### TASK DIRECTIONS
Find the lines that contain the word "STUDENT" and copy each one.

### EXCERPTED DATA
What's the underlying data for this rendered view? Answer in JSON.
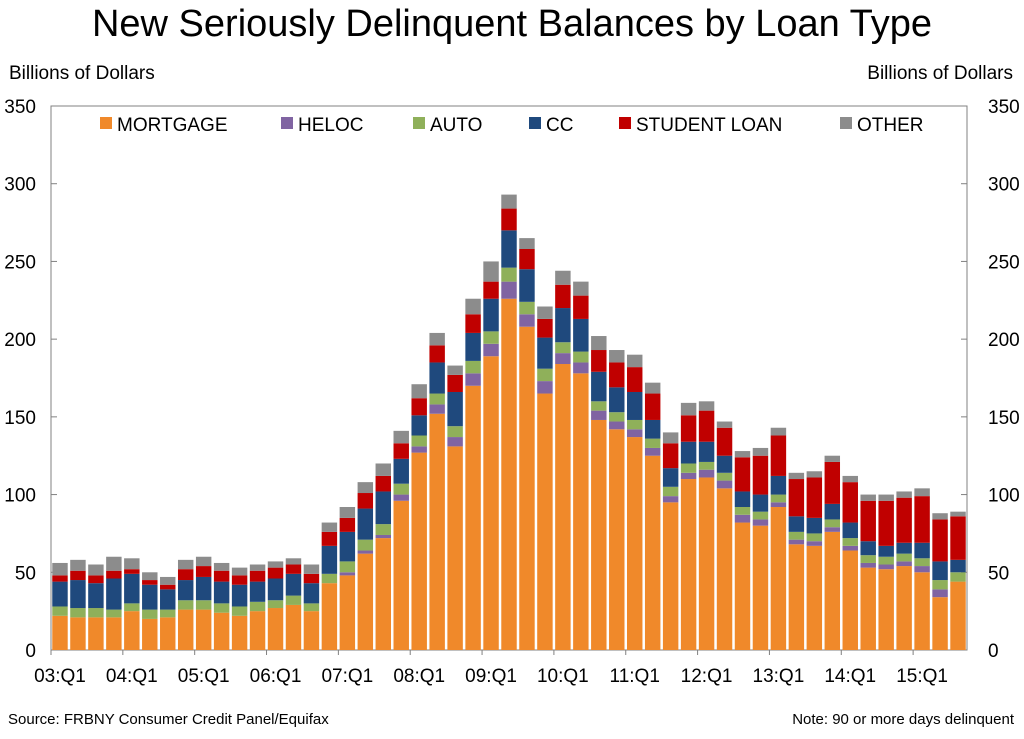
{
  "title": "New Seriously Delinquent Balances by Loan Type",
  "y_unit_left": "Billions of Dollars",
  "y_unit_right": "Billions of Dollars",
  "source": "Source: FRBNY Consumer Credit Panel/Equifax",
  "note": "Note:  90 or more days delinquent",
  "colors": {
    "MORTGAGE": "#f0892a",
    "HELOC": "#8064a2",
    "AUTO": "#8fb05a",
    "CC": "#1f497d",
    "STUDENT LOAN": "#c00000",
    "OTHER": "#8c8c8c"
  },
  "chart_data": {
    "type": "bar",
    "stacked": true,
    "ylim": [
      0,
      350
    ],
    "yticks": [
      0,
      50,
      100,
      150,
      200,
      250,
      300,
      350
    ],
    "x_tick_labels": [
      "03:Q1",
      "04:Q1",
      "05:Q1",
      "06:Q1",
      "07:Q1",
      "08:Q1",
      "09:Q1",
      "10:Q1",
      "11:Q1",
      "12:Q1",
      "13:Q1",
      "14:Q1",
      "15:Q1"
    ],
    "legend_position": "top",
    "categories": [
      "03:Q1",
      "03:Q2",
      "03:Q3",
      "03:Q4",
      "04:Q1",
      "04:Q2",
      "04:Q3",
      "04:Q4",
      "05:Q1",
      "05:Q2",
      "05:Q3",
      "05:Q4",
      "06:Q1",
      "06:Q2",
      "06:Q3",
      "06:Q4",
      "07:Q1",
      "07:Q2",
      "07:Q3",
      "07:Q4",
      "08:Q1",
      "08:Q2",
      "08:Q3",
      "08:Q4",
      "09:Q1",
      "09:Q2",
      "09:Q3",
      "09:Q4",
      "10:Q1",
      "10:Q2",
      "10:Q3",
      "10:Q4",
      "11:Q1",
      "11:Q2",
      "11:Q3",
      "11:Q4",
      "12:Q1",
      "12:Q2",
      "12:Q3",
      "12:Q4",
      "13:Q1",
      "13:Q2",
      "13:Q3",
      "13:Q4",
      "14:Q1",
      "14:Q2",
      "14:Q3",
      "14:Q4",
      "15:Q1",
      "15:Q2",
      "15:Q3"
    ],
    "series": [
      {
        "name": "MORTGAGE",
        "values": [
          22,
          21,
          21,
          21,
          25,
          20,
          21,
          26,
          26,
          24,
          22,
          25,
          27,
          29,
          25,
          43,
          48,
          62,
          72,
          96,
          127,
          152,
          131,
          170,
          189,
          226,
          208,
          165,
          184,
          178,
          148,
          142,
          137,
          125,
          95,
          110,
          111,
          104,
          82,
          80,
          92,
          68,
          67,
          76,
          64,
          53,
          52,
          54,
          50,
          34,
          44
        ]
      },
      {
        "name": "HELOC",
        "values": [
          0,
          0,
          0,
          0,
          0,
          0,
          0,
          0,
          0,
          0,
          0,
          0,
          0,
          0,
          0,
          0,
          2,
          2,
          2,
          4,
          4,
          6,
          6,
          8,
          8,
          11,
          8,
          8,
          7,
          7,
          6,
          5,
          5,
          5,
          4,
          4,
          5,
          5,
          5,
          4,
          3,
          3,
          3,
          3,
          3,
          3,
          3,
          3,
          4,
          5,
          0
        ]
      },
      {
        "name": "AUTO",
        "values": [
          6,
          6,
          6,
          5,
          5,
          6,
          5,
          6,
          6,
          6,
          6,
          6,
          5,
          6,
          5,
          6,
          7,
          7,
          7,
          7,
          7,
          7,
          7,
          8,
          8,
          9,
          8,
          8,
          7,
          7,
          6,
          6,
          6,
          6,
          6,
          6,
          5,
          5,
          5,
          5,
          5,
          5,
          5,
          5,
          5,
          5,
          5,
          5,
          5,
          6,
          6
        ]
      },
      {
        "name": "CC",
        "values": [
          16,
          18,
          16,
          20,
          19,
          16,
          13,
          13,
          15,
          14,
          14,
          13,
          14,
          14,
          13,
          18,
          19,
          20,
          21,
          16,
          13,
          20,
          22,
          18,
          21,
          24,
          21,
          20,
          22,
          21,
          19,
          16,
          18,
          12,
          12,
          14,
          13,
          11,
          10,
          11,
          12,
          10,
          10,
          10,
          10,
          9,
          7,
          7,
          10,
          12,
          8
        ]
      },
      {
        "name": "STUDENT LOAN",
        "values": [
          4,
          6,
          5,
          5,
          3,
          3,
          3,
          7,
          7,
          7,
          6,
          7,
          7,
          6,
          6,
          9,
          9,
          10,
          10,
          10,
          11,
          11,
          11,
          12,
          11,
          14,
          13,
          12,
          15,
          15,
          14,
          16,
          16,
          17,
          16,
          17,
          20,
          18,
          22,
          25,
          26,
          24,
          26,
          27,
          26,
          26,
          29,
          29,
          30,
          27,
          28
        ]
      },
      {
        "name": "OTHER",
        "values": [
          8,
          7,
          7,
          9,
          7,
          5,
          5,
          6,
          6,
          5,
          5,
          4,
          4,
          4,
          6,
          6,
          7,
          7,
          8,
          8,
          9,
          8,
          6,
          10,
          13,
          9,
          7,
          8,
          9,
          9,
          9,
          8,
          8,
          7,
          7,
          8,
          6,
          4,
          4,
          5,
          5,
          4,
          4,
          4,
          4,
          4,
          4,
          4,
          5,
          4,
          3
        ]
      }
    ]
  }
}
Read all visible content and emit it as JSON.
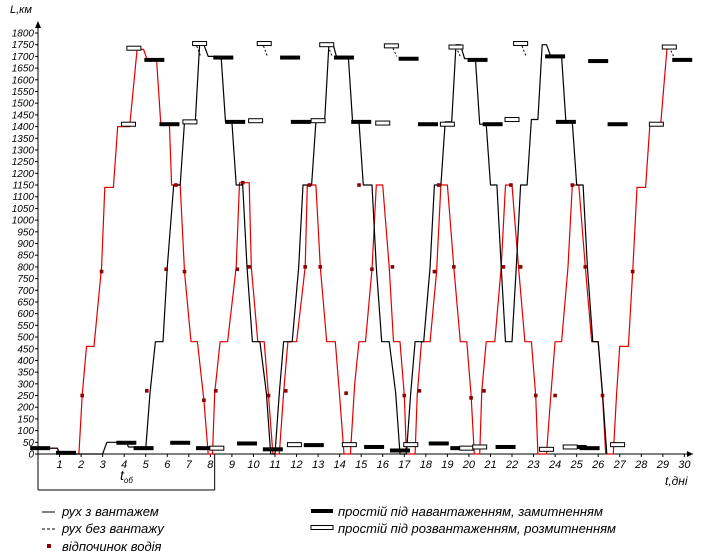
{
  "chart_data": {
    "type": "line",
    "ylabel": "L,км",
    "xlabel": "t,дні",
    "period_label_main": "t",
    "period_label_sub": "об",
    "ylim": [
      0,
      1800
    ],
    "xlim": [
      0,
      30.4
    ],
    "y_ticks": [
      0,
      50,
      100,
      150,
      200,
      250,
      300,
      350,
      400,
      450,
      500,
      550,
      600,
      650,
      700,
      750,
      800,
      850,
      900,
      950,
      1000,
      1050,
      1100,
      1150,
      1200,
      1250,
      1300,
      1350,
      1400,
      1450,
      1500,
      1550,
      1600,
      1650,
      1700,
      1750,
      1800
    ],
    "x_ticks": [
      1,
      2,
      3,
      4,
      5,
      6,
      7,
      8,
      9,
      10,
      11,
      12,
      13,
      14,
      15,
      16,
      17,
      18,
      19,
      20,
      21,
      22,
      23,
      24,
      25,
      26,
      27,
      28,
      29,
      30
    ],
    "period_start": 0,
    "period_end": 8.2,
    "grid": false,
    "colors": {
      "loaded": "#000000",
      "empty": "#000000",
      "rest": "#8b0000",
      "red": "#e00000"
    },
    "series": [
      {
        "name": "red",
        "style": "red",
        "points": [
          [
            0,
            25
          ],
          [
            0.9,
            25
          ],
          [
            1,
            0
          ],
          [
            1.9,
            0
          ],
          [
            2.05,
            250
          ],
          [
            2.25,
            460
          ],
          [
            2.6,
            460
          ],
          [
            2.95,
            800
          ],
          [
            3.1,
            1140
          ],
          [
            3.5,
            1140
          ],
          [
            3.7,
            1400
          ],
          [
            4.25,
            1400
          ],
          [
            4.6,
            1730
          ],
          [
            4.9,
            1730
          ],
          [
            5.05,
            1690
          ],
          [
            5.5,
            1690
          ],
          [
            5.7,
            1410
          ],
          [
            6.1,
            1410
          ],
          [
            6.2,
            1150
          ],
          [
            6.6,
            1150
          ],
          [
            6.8,
            780
          ],
          [
            7.1,
            480
          ],
          [
            7.4,
            480
          ],
          [
            7.7,
            230
          ],
          [
            7.9,
            0
          ],
          [
            8.1,
            0
          ],
          [
            8.2,
            260
          ],
          [
            8.45,
            480
          ],
          [
            8.8,
            480
          ],
          [
            9.2,
            800
          ],
          [
            9.35,
            1160
          ],
          [
            9.8,
            1160
          ],
          [
            9.9,
            800
          ],
          [
            10.2,
            480
          ],
          [
            10.5,
            480
          ],
          [
            10.7,
            250
          ],
          [
            10.9,
            0
          ],
          [
            11.2,
            0
          ],
          [
            11.4,
            260
          ],
          [
            11.6,
            480
          ],
          [
            12.0,
            480
          ],
          [
            12.4,
            800
          ],
          [
            12.5,
            1150
          ],
          [
            12.9,
            1150
          ],
          [
            13.1,
            800
          ],
          [
            13.4,
            480
          ],
          [
            13.8,
            480
          ],
          [
            14.0,
            250
          ],
          [
            14.2,
            0
          ],
          [
            14.5,
            0
          ],
          [
            14.7,
            300
          ],
          [
            14.9,
            480
          ],
          [
            15.2,
            480
          ],
          [
            15.5,
            790
          ],
          [
            15.7,
            1150
          ],
          [
            16.0,
            1150
          ],
          [
            16.3,
            800
          ],
          [
            16.5,
            480
          ],
          [
            16.8,
            480
          ],
          [
            17.0,
            250
          ],
          [
            17.1,
            0
          ],
          [
            17.5,
            0
          ],
          [
            17.6,
            250
          ],
          [
            17.8,
            480
          ],
          [
            18.2,
            480
          ],
          [
            18.5,
            780
          ],
          [
            18.7,
            1150
          ],
          [
            19.0,
            1150
          ],
          [
            19.3,
            800
          ],
          [
            19.6,
            480
          ],
          [
            19.9,
            480
          ],
          [
            20.1,
            250
          ],
          [
            20.25,
            0
          ],
          [
            20.5,
            0
          ],
          [
            20.6,
            270
          ],
          [
            20.8,
            480
          ],
          [
            21.2,
            480
          ],
          [
            21.5,
            800
          ],
          [
            21.7,
            1150
          ],
          [
            22.0,
            1150
          ],
          [
            22.3,
            800
          ],
          [
            22.6,
            480
          ],
          [
            22.9,
            480
          ],
          [
            23.1,
            250
          ],
          [
            23.2,
            0
          ],
          [
            23.6,
            0
          ],
          [
            23.8,
            250
          ],
          [
            24.0,
            480
          ],
          [
            24.3,
            480
          ],
          [
            24.6,
            800
          ],
          [
            24.8,
            1150
          ],
          [
            25.1,
            1150
          ],
          [
            25.4,
            800
          ],
          [
            25.7,
            480
          ],
          [
            26.0,
            480
          ],
          [
            26.2,
            250
          ],
          [
            26.35,
            0
          ],
          [
            26.7,
            0
          ],
          [
            26.85,
            250
          ],
          [
            27.0,
            460
          ],
          [
            27.4,
            460
          ],
          [
            27.6,
            780
          ],
          [
            27.8,
            1140
          ],
          [
            28.2,
            1140
          ],
          [
            28.4,
            1410
          ],
          [
            28.9,
            1410
          ],
          [
            29.2,
            1740
          ],
          [
            29.4,
            1740
          ]
        ]
      },
      {
        "name": "black",
        "style": "black",
        "points": [
          [
            0,
            25
          ],
          [
            0.9,
            25
          ],
          [
            1,
            0
          ],
          [
            2.1,
            0
          ],
          [
            3,
            0
          ],
          [
            3.2,
            50
          ],
          [
            4.1,
            50
          ],
          [
            4.2,
            30
          ],
          [
            4.9,
            30
          ],
          [
            5.0,
            20
          ],
          [
            5.2,
            260
          ],
          [
            5.45,
            480
          ],
          [
            5.8,
            480
          ],
          [
            6.0,
            800
          ],
          [
            6.3,
            1150
          ],
          [
            6.6,
            1150
          ],
          [
            6.8,
            1420
          ],
          [
            7.3,
            1420
          ],
          [
            7.5,
            1750
          ],
          [
            7.7,
            1750
          ],
          [
            7.9,
            1700
          ],
          [
            8.5,
            1700
          ],
          [
            8.7,
            1420
          ],
          [
            9.0,
            1420
          ],
          [
            9.2,
            1150
          ],
          [
            9.5,
            1150
          ],
          [
            9.7,
            800
          ],
          [
            9.95,
            480
          ],
          [
            10.3,
            480
          ],
          [
            10.6,
            260
          ],
          [
            10.8,
            0
          ],
          [
            11.0,
            0
          ],
          [
            11.2,
            260
          ],
          [
            11.4,
            480
          ],
          [
            11.8,
            480
          ],
          [
            12.1,
            800
          ],
          [
            12.3,
            1150
          ],
          [
            12.7,
            1150
          ],
          [
            12.9,
            1420
          ],
          [
            13.3,
            1420
          ],
          [
            13.5,
            1750
          ],
          [
            13.7,
            1750
          ],
          [
            13.85,
            1700
          ],
          [
            14.4,
            1700
          ],
          [
            14.6,
            1420
          ],
          [
            14.9,
            1420
          ],
          [
            15.1,
            1150
          ],
          [
            15.5,
            1150
          ],
          [
            15.7,
            800
          ],
          [
            15.95,
            480
          ],
          [
            16.3,
            480
          ],
          [
            16.6,
            260
          ],
          [
            16.8,
            0
          ],
          [
            17.1,
            0
          ],
          [
            17.3,
            260
          ],
          [
            17.5,
            480
          ],
          [
            17.9,
            480
          ],
          [
            18.2,
            800
          ],
          [
            18.4,
            1150
          ],
          [
            18.7,
            1150
          ],
          [
            18.9,
            1420
          ],
          [
            19.2,
            1420
          ],
          [
            19.4,
            1750
          ],
          [
            19.6,
            1750
          ],
          [
            19.8,
            1690
          ],
          [
            20.3,
            1690
          ],
          [
            20.5,
            1410
          ],
          [
            20.8,
            1410
          ],
          [
            21.0,
            1150
          ],
          [
            21.3,
            1150
          ],
          [
            21.5,
            800
          ],
          [
            21.7,
            480
          ],
          [
            22.0,
            480
          ],
          [
            22.2,
            800
          ],
          [
            22.4,
            1150
          ],
          [
            22.7,
            1150
          ],
          [
            22.9,
            1430
          ],
          [
            23.2,
            1430
          ],
          [
            23.4,
            1750
          ],
          [
            23.6,
            1750
          ],
          [
            23.8,
            1700
          ],
          [
            24.3,
            1700
          ],
          [
            24.5,
            1420
          ],
          [
            24.8,
            1420
          ],
          [
            25.0,
            1150
          ],
          [
            25.3,
            1150
          ],
          [
            25.5,
            800
          ],
          [
            25.75,
            480
          ],
          [
            26.0,
            480
          ],
          [
            26.2,
            260
          ],
          [
            26.4,
            0
          ]
        ]
      }
    ],
    "dashed_segments": [
      [
        [
          4.4,
          1740
        ],
        [
          4.6,
          1730
        ]
      ],
      [
        [
          7.3,
          1760
        ],
        [
          7.55,
          1700
        ]
      ],
      [
        [
          10.4,
          1760
        ],
        [
          10.65,
          1700
        ]
      ],
      [
        [
          13.4,
          1760
        ],
        [
          13.65,
          1700
        ]
      ],
      [
        [
          16.4,
          1750
        ],
        [
          16.65,
          1700
        ]
      ],
      [
        [
          19.4,
          1740
        ],
        [
          19.6,
          1700
        ]
      ],
      [
        [
          22.4,
          1760
        ],
        [
          22.65,
          1700
        ]
      ],
      [
        [
          29.3,
          1740
        ],
        [
          29.5,
          1700
        ]
      ]
    ],
    "loading_rests": [
      [
        0.1,
        25
      ],
      [
        1.3,
        5
      ],
      [
        4.1,
        48
      ],
      [
        4.9,
        25
      ],
      [
        5.4,
        1685
      ],
      [
        6.1,
        1410
      ],
      [
        6.6,
        48
      ],
      [
        7.8,
        25
      ],
      [
        8.6,
        1695
      ],
      [
        9.15,
        1420
      ],
      [
        9.7,
        45
      ],
      [
        10.9,
        20
      ],
      [
        11.7,
        1695
      ],
      [
        12.2,
        1420
      ],
      [
        12.8,
        38
      ],
      [
        14.2,
        1695
      ],
      [
        15.0,
        1420
      ],
      [
        15.6,
        30
      ],
      [
        16.8,
        15
      ],
      [
        17.2,
        1690
      ],
      [
        18.1,
        1410
      ],
      [
        18.6,
        45
      ],
      [
        19.6,
        25
      ],
      [
        20.4,
        1685
      ],
      [
        21.1,
        1410
      ],
      [
        21.7,
        30
      ],
      [
        24.0,
        1700
      ],
      [
        24.5,
        1420
      ],
      [
        25.0,
        30
      ],
      [
        25.6,
        25
      ],
      [
        26.0,
        1680
      ],
      [
        26.9,
        1410
      ],
      [
        29.9,
        1685
      ]
    ],
    "unloading_rests": [
      [
        4.2,
        1410
      ],
      [
        4.45,
        1735
      ],
      [
        7.05,
        1420
      ],
      [
        7.5,
        1755
      ],
      [
        8.3,
        25
      ],
      [
        10.1,
        1425
      ],
      [
        10.5,
        1755
      ],
      [
        11.9,
        40
      ],
      [
        13.0,
        1425
      ],
      [
        13.4,
        1750
      ],
      [
        14.45,
        40
      ],
      [
        16.0,
        1415
      ],
      [
        16.4,
        1745
      ],
      [
        17.3,
        40
      ],
      [
        19.0,
        1410
      ],
      [
        19.4,
        1740
      ],
      [
        19.9,
        25
      ],
      [
        20.5,
        30
      ],
      [
        22.0,
        1430
      ],
      [
        22.4,
        1755
      ],
      [
        23.6,
        20
      ],
      [
        24.7,
        30
      ],
      [
        26.9,
        40
      ],
      [
        28.7,
        1410
      ],
      [
        29.3,
        1740
      ]
    ],
    "driver_rests": [
      [
        2.05,
        250
      ],
      [
        2.95,
        780
      ],
      [
        5.05,
        270
      ],
      [
        5.95,
        790
      ],
      [
        6.4,
        1150
      ],
      [
        6.8,
        780
      ],
      [
        7.7,
        230
      ],
      [
        8.25,
        270
      ],
      [
        9.5,
        1160
      ],
      [
        9.25,
        790
      ],
      [
        9.8,
        800
      ],
      [
        10.7,
        250
      ],
      [
        11.5,
        270
      ],
      [
        12.4,
        800
      ],
      [
        12.6,
        1150
      ],
      [
        13.1,
        800
      ],
      [
        14.3,
        260
      ],
      [
        14.9,
        1150
      ],
      [
        15.5,
        790
      ],
      [
        16.45,
        800
      ],
      [
        17.0,
        250
      ],
      [
        17.7,
        270
      ],
      [
        18.4,
        780
      ],
      [
        18.6,
        1150
      ],
      [
        19.3,
        800
      ],
      [
        20.1,
        240
      ],
      [
        20.7,
        270
      ],
      [
        21.6,
        800
      ],
      [
        21.95,
        1150
      ],
      [
        22.4,
        800
      ],
      [
        23.1,
        250
      ],
      [
        24.0,
        250
      ],
      [
        24.8,
        1150
      ],
      [
        25.4,
        800
      ],
      [
        26.2,
        250
      ],
      [
        27.6,
        780
      ]
    ]
  },
  "legend": {
    "loaded": "рух з вантажем",
    "empty": "рух без вантажу",
    "rest": "відпочинок водія",
    "loading": "простій під навантаженням, замитненням",
    "unloading": "простій під розвантаженням, розмитненням"
  }
}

### EXERCISE RESPONSE
    "STUDENT LOAN": "#c00000",
        "name": "STUDENT LOAN",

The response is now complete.